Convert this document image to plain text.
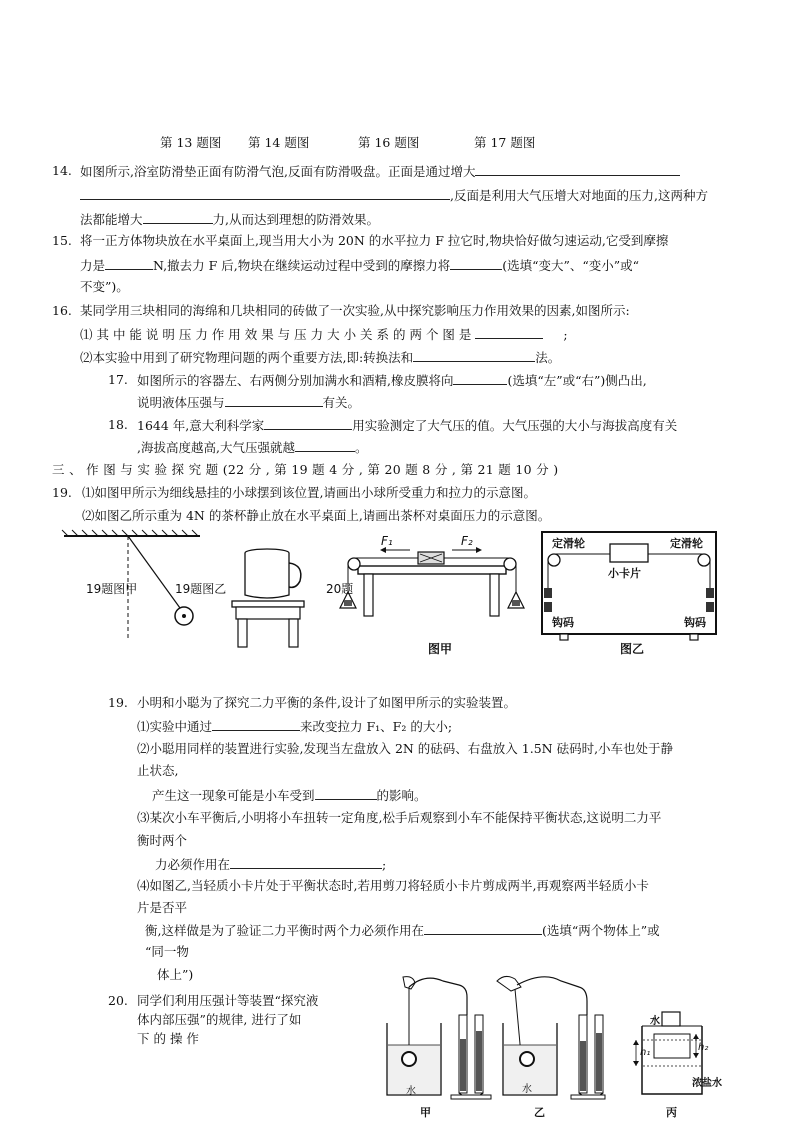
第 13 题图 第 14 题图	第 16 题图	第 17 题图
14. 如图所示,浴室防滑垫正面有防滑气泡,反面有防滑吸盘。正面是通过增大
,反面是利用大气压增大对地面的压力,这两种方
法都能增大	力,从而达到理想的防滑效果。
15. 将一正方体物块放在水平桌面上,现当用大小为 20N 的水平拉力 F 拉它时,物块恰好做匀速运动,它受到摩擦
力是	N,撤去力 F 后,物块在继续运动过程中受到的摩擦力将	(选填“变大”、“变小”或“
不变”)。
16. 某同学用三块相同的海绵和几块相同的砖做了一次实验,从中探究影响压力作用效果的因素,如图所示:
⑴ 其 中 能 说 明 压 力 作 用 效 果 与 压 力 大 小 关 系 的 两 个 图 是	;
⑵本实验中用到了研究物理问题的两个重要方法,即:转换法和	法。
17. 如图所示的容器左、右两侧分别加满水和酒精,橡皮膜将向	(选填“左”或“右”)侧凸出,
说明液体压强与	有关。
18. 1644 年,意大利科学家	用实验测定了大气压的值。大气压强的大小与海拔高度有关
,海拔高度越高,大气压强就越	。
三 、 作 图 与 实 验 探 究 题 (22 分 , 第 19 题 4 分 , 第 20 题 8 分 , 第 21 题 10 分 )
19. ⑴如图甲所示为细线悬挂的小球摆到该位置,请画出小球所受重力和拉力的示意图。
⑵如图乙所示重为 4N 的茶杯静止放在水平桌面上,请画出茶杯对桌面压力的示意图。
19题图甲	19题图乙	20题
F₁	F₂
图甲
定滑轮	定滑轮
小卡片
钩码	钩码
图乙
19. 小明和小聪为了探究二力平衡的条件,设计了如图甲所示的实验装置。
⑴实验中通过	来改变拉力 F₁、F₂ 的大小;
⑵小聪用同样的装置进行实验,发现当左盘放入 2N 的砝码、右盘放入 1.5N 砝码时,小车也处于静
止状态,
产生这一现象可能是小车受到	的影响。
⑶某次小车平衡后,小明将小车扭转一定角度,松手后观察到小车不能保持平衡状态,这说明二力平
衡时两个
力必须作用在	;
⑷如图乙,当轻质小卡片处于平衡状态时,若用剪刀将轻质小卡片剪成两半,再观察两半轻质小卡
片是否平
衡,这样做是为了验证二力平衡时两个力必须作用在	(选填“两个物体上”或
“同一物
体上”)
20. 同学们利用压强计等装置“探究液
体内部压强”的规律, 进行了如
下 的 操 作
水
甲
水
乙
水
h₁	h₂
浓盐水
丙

Task objective:
Transcribe the listing in full. Omit the pictures and keep every line exact.

Reply:
Convert this document image to plain text.
第 13 题图 第 14 题图	第 16 题图	第 17 题图
14. 如图所示,浴室防滑垫正面有防滑气泡,反面有防滑吸盘。正面是通过增大
,反面是利用大气压增大对地面的压力,这两种方
法都能增大	力,从而达到理想的防滑效果。
15. 将一正方体物块放在水平桌面上,现当用大小为 20N 的水平拉力 F 拉它时,物块恰好做匀速运动,它受到摩擦
力是	N,撤去力 F 后,物块在继续运动过程中受到的摩擦力将	(选填“变大”、“变小”或“
不变”)。
16. 某同学用三块相同的海绵和几块相同的砖做了一次实验,从中探究影响压力作用效果的因素,如图所示:
⑴ 其 中 能 说 明 压 力 作 用 效 果 与 压 力 大 小 关 系 的 两 个 图 是	;
⑵本实验中用到了研究物理问题的两个重要方法,即:转换法和	法。
17. 如图所示的容器左、右两侧分别加满水和酒精,橡皮膜将向	(选填“左”或“右”)侧凸出,
说明液体压强与	有关。
18. 1644 年,意大利科学家	用实验测定了大气压的值。大气压强的大小与海拔高度有关
,海拔高度越高,大气压强就越	。
三 、 作 图 与 实 验 探 究 题 (22 分 , 第 19 题 4 分 , 第 20 题 8 分 , 第 21 题 10 分 )
19. ⑴如图甲所示为细线悬挂的小球摆到该位置,请画出小球所受重力和拉力的示意图。
⑵如图乙所示重为 4N 的茶杯静止放在水平桌面上,请画出茶杯对桌面压力的示意图。
19题图甲	19题图乙	20题
F₁	F₂
图甲
定滑轮	定滑轮
小卡片
钩码	钩码
图乙
19. 小明和小聪为了探究二力平衡的条件,设计了如图甲所示的实验装置。
⑴实验中通过	来改变拉力 F₁、F₂ 的大小;
⑵小聪用同样的装置进行实验,发现当左盘放入 2N 的砝码、右盘放入 1.5N 砝码时,小车也处于静
止状态,
产生这一现象可能是小车受到	的影响。
⑶某次小车平衡后,小明将小车扭转一定角度,松手后观察到小车不能保持平衡状态,这说明二力平
衡时两个
力必须作用在	;
⑷如图乙,当轻质小卡片处于平衡状态时,若用剪刀将轻质小卡片剪成两半,再观察两半轻质小卡
片是否平
衡,这样做是为了验证二力平衡时两个力必须作用在	(选填“两个物体上”或
“同一物
体上”)
20. 同学们利用压强计等装置“探究液
体内部压强”的规律, 进行了如
下 的 操 作
水
甲
水
乙
水
h₁	h₂
浓盐水
丙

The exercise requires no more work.